Instructions to follow
In the material below, find each line holding the string "them" and copy it.

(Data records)
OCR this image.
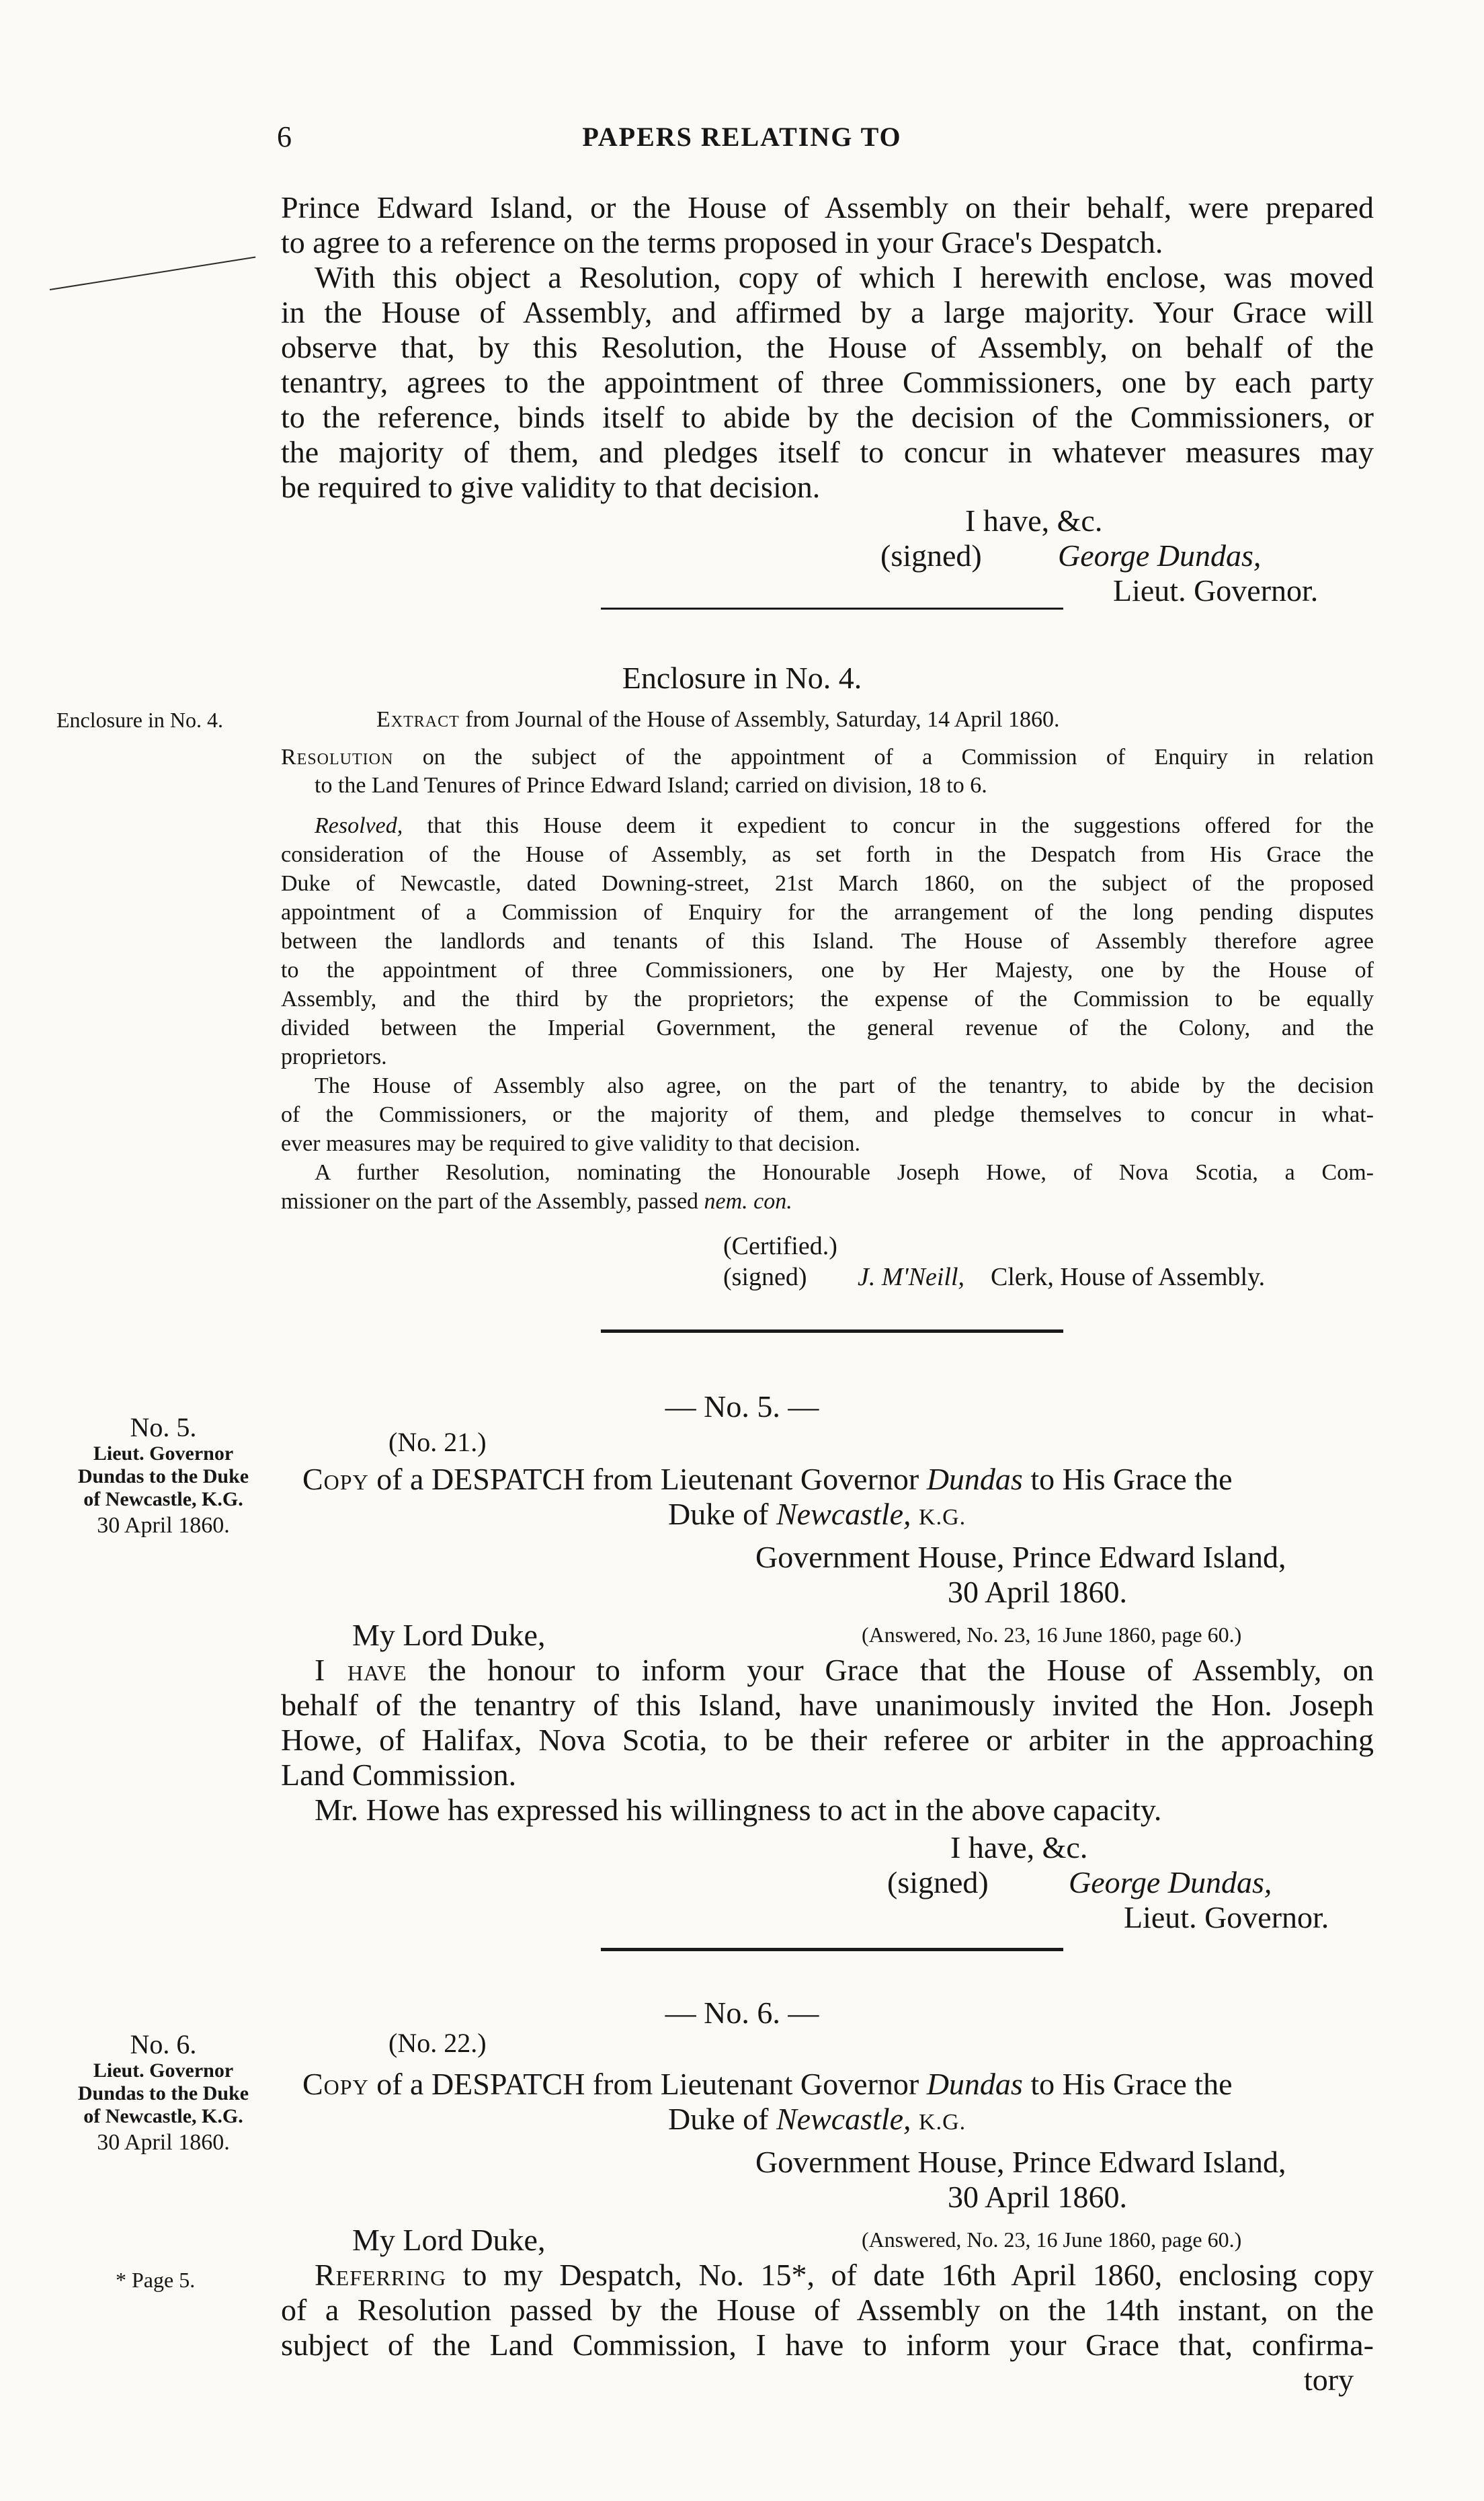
6	PAPERS RELATING TO
Prince Edward Island, or the House of Assembly on their behalf, were prepared
to agree to a reference on the terms proposed in your Grace's Despatch.
With this object a Resolution, copy of which I herewith enclose, was moved
in the House of Assembly, and affirmed by a large majority. Your Grace will
observe that, by this Resolution, the House of Assembly, on behalf of the
tenantry, agrees to the appointment of three Commissioners, one by each party
to the reference, binds itself to abide by the decision of the Commissioners, or
the majority of them, and pledges itself to concur in whatever measures may
be required to give validity to that decision.
I have, &c.
(signed) George Dundas,
Lieut. Governor.
Enclosure in No. 4.
Enclosure in No. 4.	Extract from Journal of the House of Assembly, Saturday, 14 April 1860.
Resolution on the subject of the appointment of a Commission of Enquiry in relation
to the Land Tenures of Prince Edward Island; carried on division, 18 to 6.
Resolved, that this House deem it expedient to concur in the suggestions offered for the
consideration of the House of Assembly, as set forth in the Despatch from His Grace the
Duke of Newcastle, dated Downing-street, 21st March 1860, on the subject of the proposed
appointment of a Commission of Enquiry for the arrangement of the long pending disputes
between the landlords and tenants of this Island. The House of Assembly therefore agree
to the appointment of three Commissioners, one by Her Majesty, one by the House of
Assembly, and the third by the proprietors; the expense of the Commission to be equally
divided between the Imperial Government, the general revenue of the Colony, and the
proprietors.
The House of Assembly also agree, on the part of the tenantry, to abide by the decision
of the Commissioners, or the majority of them, and pledge themselves to concur in what-
ever measures may be required to give validity to that decision.
A further Resolution, nominating the Honourable Joseph Howe, of Nova Scotia, a Com-
missioner on the part of the Assembly, passed nem. con.
(Certified.)
(signed) J. M'Neill, Clerk, House of Assembly.
— No. 5. —
No. 5.
Lieut. Governor
Dundas to the Duke
of Newcastle, K.G.
30 April 1860.
(No. 21.)
Copy of a DESPATCH from Lieutenant Governor Dundas to His Grace the
Duke of Newcastle, K.G.
Government House, Prince Edward Island,
30 April 1860.
My Lord Duke,	(Answered, No. 23, 16 June 1860, page 60.)
I have the honour to inform your Grace that the House of Assembly, on
behalf of the tenantry of this Island, have unanimously invited the Hon. Joseph
Howe, of Halifax, Nova Scotia, to be their referee or arbiter in the approaching
Land Commission.
Mr. Howe has expressed his willingness to act in the above capacity.
I have, &c.
(signed)	George Dundas,
Lieut. Governor.
— No. 6. —
No. 6.
Lieut. Governor
Dundas to the Duke
of Newcastle, K.G.
30 April 1860.
* Page 5.
(No. 22.)
Copy of a DESPATCH from Lieutenant Governor Dundas to His Grace the
Duke of Newcastle, K.G.
Government House, Prince Edward Island,
30 April 1860.
My Lord Duke,	(Answered, No. 23, 16 June 1860, page 60.)
Referring to my Despatch, No. 15*, of date 16th April 1860, enclosing copy
of a Resolution passed by the House of Assembly on the 14th instant, on the
subject of the Land Commission, I have to inform your Grace that, confirma-
tory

Task response
the majority of them, and pledges itself to concur in whatever measures may
of the Commissioners, or the majority of them, and pledge themselves to concur in what-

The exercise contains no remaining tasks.